== Source material

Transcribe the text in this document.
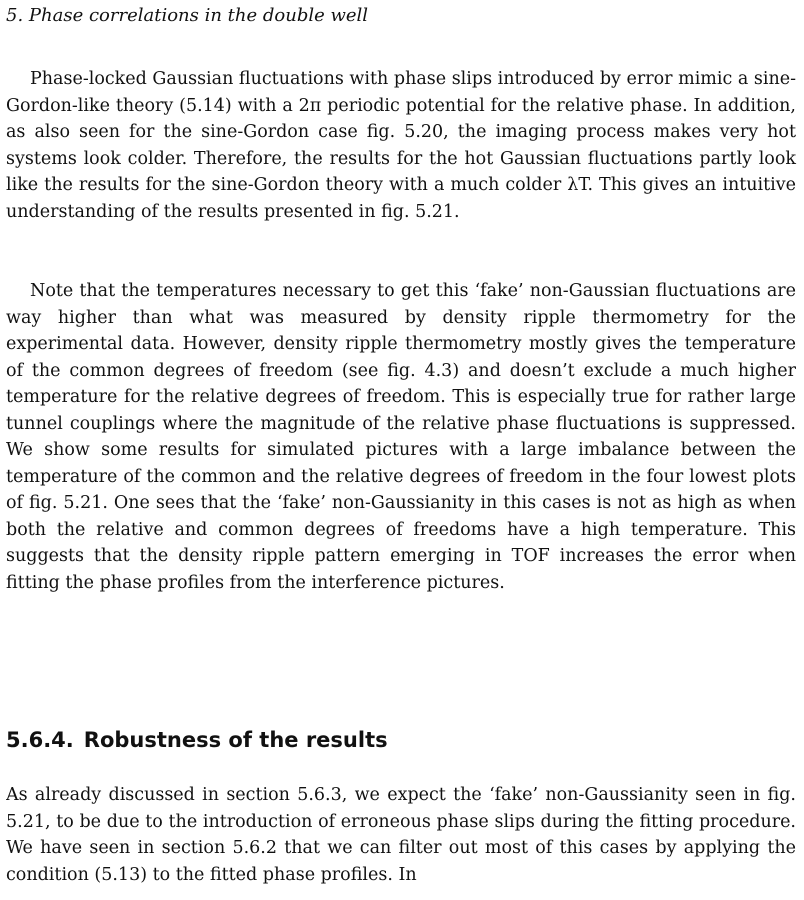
5. Phase correlations in the double well

Phase-locked Gaussian fluctuations with phase slips introduced by error mimic a sine-Gordon-like theory (5.14) with a 2π periodic potential for the relative phase. In addition, as also seen for the sine-Gordon case fig. 5.20, the imaging process makes very hot systems look colder. Therefore, the results for the hot Gaussian fluctuations partly look like the results for the sine-Gordon theory with a much colder λT. This gives an intuitive understanding of the results presented in fig. 5.21.

Note that the temperatures necessary to get this ‘fake’ non-Gaussian fluctuations are way higher than what was measured by density ripple thermometry for the experimental data. However, density ripple thermometry mostly gives the temperature of the common degrees of freedom (see fig. 4.3) and doesn’t exclude a much higher temperature for the relative degrees of freedom. This is especially true for rather large tunnel couplings where the magnitude of the relative phase fluctuations is suppressed. We show some results for simulated pictures with a large imbalance between the temperature of the common and the relative degrees of freedom in the four lowest plots of fig. 5.21. One sees that the ‘fake’ non-Gaussianity in this cases is not as high as when both the relative and common degrees of freedoms have a high temperature. This suggests that the density ripple pattern emerging in TOF increases the error when fitting the phase profiles from the interference pictures.

5.6.4. Robustness of the results

As already discussed in section 5.6.3, we expect the ‘fake’ non-Gaussianity seen in fig. 5.21, to be due to the introduction of erroneous phase slips during the fitting procedure. We have seen in section 5.6.2 that we can filter out most of this cases by applying the condition (5.13) to the fitted phase profiles. In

====

_Written problem_
Repeat every record precisely. Any picture among them stays out of the copy.

_Written answer_
Transcribe the text in this document.
5. Phase correlations in the double well

Phase-locked Gaussian fluctuations with phase slips introduced by error mimic a sine-Gordon-like theory (5.14) with a 2π periodic potential for the relative phase. In addition, as also seen for the sine-Gordon case fig. 5.20, the imaging process makes very hot systems look colder. Therefore, the results for the hot Gaussian fluctuations partly look like the results for the sine-Gordon theory with a much colder λT. This gives an intuitive understanding of the results presented in fig. 5.21.

Note that the temperatures necessary to get this ‘fake’ non-Gaussian fluctuations are way higher than what was measured by density ripple thermometry for the experimental data. However, density ripple thermometry mostly gives the temperature of the common degrees of freedom (see fig. 4.3) and doesn’t exclude a much higher temperature for the relative degrees of freedom. This is especially true for rather large tunnel couplings where the magnitude of the relative phase fluctuations is suppressed. We show some results for simulated pictures with a large imbalance between the temperature of the common and the relative degrees of freedom in the four lowest plots of fig. 5.21. One sees that the ‘fake’ non-Gaussianity in this cases is not as high as when both the relative and common degrees of freedoms have a high temperature. This suggests that the density ripple pattern emerging in TOF increases the error when fitting the phase profiles from the interference pictures.

5.6.4. Robustness of the results

As already discussed in section 5.6.3, we expect the ‘fake’ non-Gaussianity seen in fig. 5.21, to be due to the introduction of erroneous phase slips during the fitting procedure. We have seen in section 5.6.2 that we can filter out most of this cases by applying the condition (5.13) to the fitted phase profiles. In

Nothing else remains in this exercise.